TASK GOAL: Starting with the line that contains "What text is on this page?", reproduce each line through the end of the entries exactly as written.

DATA FOR THIS EXERCISE:
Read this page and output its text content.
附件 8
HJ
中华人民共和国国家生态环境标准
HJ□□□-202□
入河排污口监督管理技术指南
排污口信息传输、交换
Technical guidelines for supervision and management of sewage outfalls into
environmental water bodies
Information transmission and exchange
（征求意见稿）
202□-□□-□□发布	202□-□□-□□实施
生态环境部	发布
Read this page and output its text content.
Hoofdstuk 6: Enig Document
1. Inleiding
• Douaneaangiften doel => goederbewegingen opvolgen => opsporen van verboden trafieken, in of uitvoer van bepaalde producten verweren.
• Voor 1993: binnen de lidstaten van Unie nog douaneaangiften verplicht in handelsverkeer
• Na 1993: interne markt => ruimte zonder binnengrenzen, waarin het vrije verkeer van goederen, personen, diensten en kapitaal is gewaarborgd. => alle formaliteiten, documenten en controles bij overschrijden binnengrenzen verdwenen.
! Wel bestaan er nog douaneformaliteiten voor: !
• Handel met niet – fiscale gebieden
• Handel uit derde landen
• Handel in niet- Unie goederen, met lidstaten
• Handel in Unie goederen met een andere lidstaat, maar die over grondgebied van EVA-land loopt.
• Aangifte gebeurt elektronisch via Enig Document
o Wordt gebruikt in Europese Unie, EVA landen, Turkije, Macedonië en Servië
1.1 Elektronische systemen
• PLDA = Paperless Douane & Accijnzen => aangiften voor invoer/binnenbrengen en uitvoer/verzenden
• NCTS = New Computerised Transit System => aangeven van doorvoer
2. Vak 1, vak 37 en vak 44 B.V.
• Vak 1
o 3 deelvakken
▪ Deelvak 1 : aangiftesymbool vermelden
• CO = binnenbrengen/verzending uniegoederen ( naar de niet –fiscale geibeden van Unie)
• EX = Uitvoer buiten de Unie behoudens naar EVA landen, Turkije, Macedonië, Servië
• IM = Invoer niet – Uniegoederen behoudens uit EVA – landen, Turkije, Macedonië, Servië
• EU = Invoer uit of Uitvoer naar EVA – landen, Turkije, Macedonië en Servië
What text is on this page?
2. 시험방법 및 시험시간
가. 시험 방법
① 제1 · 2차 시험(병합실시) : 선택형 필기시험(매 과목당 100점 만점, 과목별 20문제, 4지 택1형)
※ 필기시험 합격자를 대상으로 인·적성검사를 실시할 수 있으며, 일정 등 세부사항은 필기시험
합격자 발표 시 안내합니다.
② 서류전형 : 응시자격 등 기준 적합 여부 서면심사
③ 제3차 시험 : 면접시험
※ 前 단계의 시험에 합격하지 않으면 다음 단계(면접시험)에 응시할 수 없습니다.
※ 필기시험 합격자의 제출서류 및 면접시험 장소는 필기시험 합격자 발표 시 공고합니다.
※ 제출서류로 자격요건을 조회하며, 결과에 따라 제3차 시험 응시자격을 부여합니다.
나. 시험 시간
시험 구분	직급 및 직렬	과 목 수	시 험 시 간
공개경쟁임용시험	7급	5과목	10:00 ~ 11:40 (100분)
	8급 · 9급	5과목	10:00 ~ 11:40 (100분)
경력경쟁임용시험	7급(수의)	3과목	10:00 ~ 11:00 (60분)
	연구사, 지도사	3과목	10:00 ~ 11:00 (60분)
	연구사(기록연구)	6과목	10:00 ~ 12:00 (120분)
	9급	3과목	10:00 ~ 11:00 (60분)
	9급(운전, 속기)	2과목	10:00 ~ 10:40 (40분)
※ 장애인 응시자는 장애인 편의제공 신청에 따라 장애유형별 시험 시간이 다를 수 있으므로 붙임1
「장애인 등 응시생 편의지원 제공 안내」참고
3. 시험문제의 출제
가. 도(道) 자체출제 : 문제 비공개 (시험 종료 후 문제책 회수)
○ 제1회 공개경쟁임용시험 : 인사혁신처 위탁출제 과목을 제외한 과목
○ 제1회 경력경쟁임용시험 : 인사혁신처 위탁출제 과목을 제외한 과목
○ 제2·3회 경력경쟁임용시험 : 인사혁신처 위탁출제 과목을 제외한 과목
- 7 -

SOLUTION FOR THIS TASK:
What text is on this page?
2. 시험방법 및 시험시간
가. 시험 방법
① 제1 · 2차 시험(병합실시) : 선택형 필기시험(매 과목당 100점 만점, 과목별 20문제, 4지 택1형)
※ 필기시험 합격자를 대상으로 인·적성검사를 실시할 수 있으며, 일정 등 세부사항은 필기시험
합격자 발표 시 안내합니다.
② 서류전형 : 응시자격 등 기준 적합 여부 서면심사
③ 제3차 시험 : 면접시험
※ 前 단계의 시험에 합격하지 않으면 다음 단계(면접시험)에 응시할 수 없습니다.
※ 필기시험 합격자의 제출서류 및 면접시험 장소는 필기시험 합격자 발표 시 공고합니다.
※ 제출서류로 자격요건을 조회하며, 결과에 따라 제3차 시험 응시자격을 부여합니다.
나. 시험 시간
시험 구분	직급 및 직렬	과 목 수	시 험 시 간
공개경쟁임용시험	7급	5과목	10:00 ~ 11:40 (100분)
	8급 · 9급	5과목	10:00 ~ 11:40 (100분)
경력경쟁임용시험	7급(수의)	3과목	10:00 ~ 11:00 (60분)
	연구사, 지도사	3과목	10:00 ~ 11:00 (60분)
	연구사(기록연구)	6과목	10:00 ~ 12:00 (120분)
	9급	3과목	10:00 ~ 11:00 (60분)
	9급(운전, 속기)	2과목	10:00 ~ 10:40 (40분)
※ 장애인 응시자는 장애인 편의제공 신청에 따라 장애유형별 시험 시간이 다를 수 있으므로 붙임1
「장애인 등 응시생 편의지원 제공 안내」참고
3. 시험문제의 출제
가. 도(道) 자체출제 : 문제 비공개 (시험 종료 후 문제책 회수)
○ 제1회 공개경쟁임용시험 : 인사혁신처 위탁출제 과목을 제외한 과목
○ 제1회 경력경쟁임용시험 : 인사혁신처 위탁출제 과목을 제외한 과목
○ 제2·3회 경력경쟁임용시험 : 인사혁신처 위탁출제 과목을 제외한 과목
- 7 -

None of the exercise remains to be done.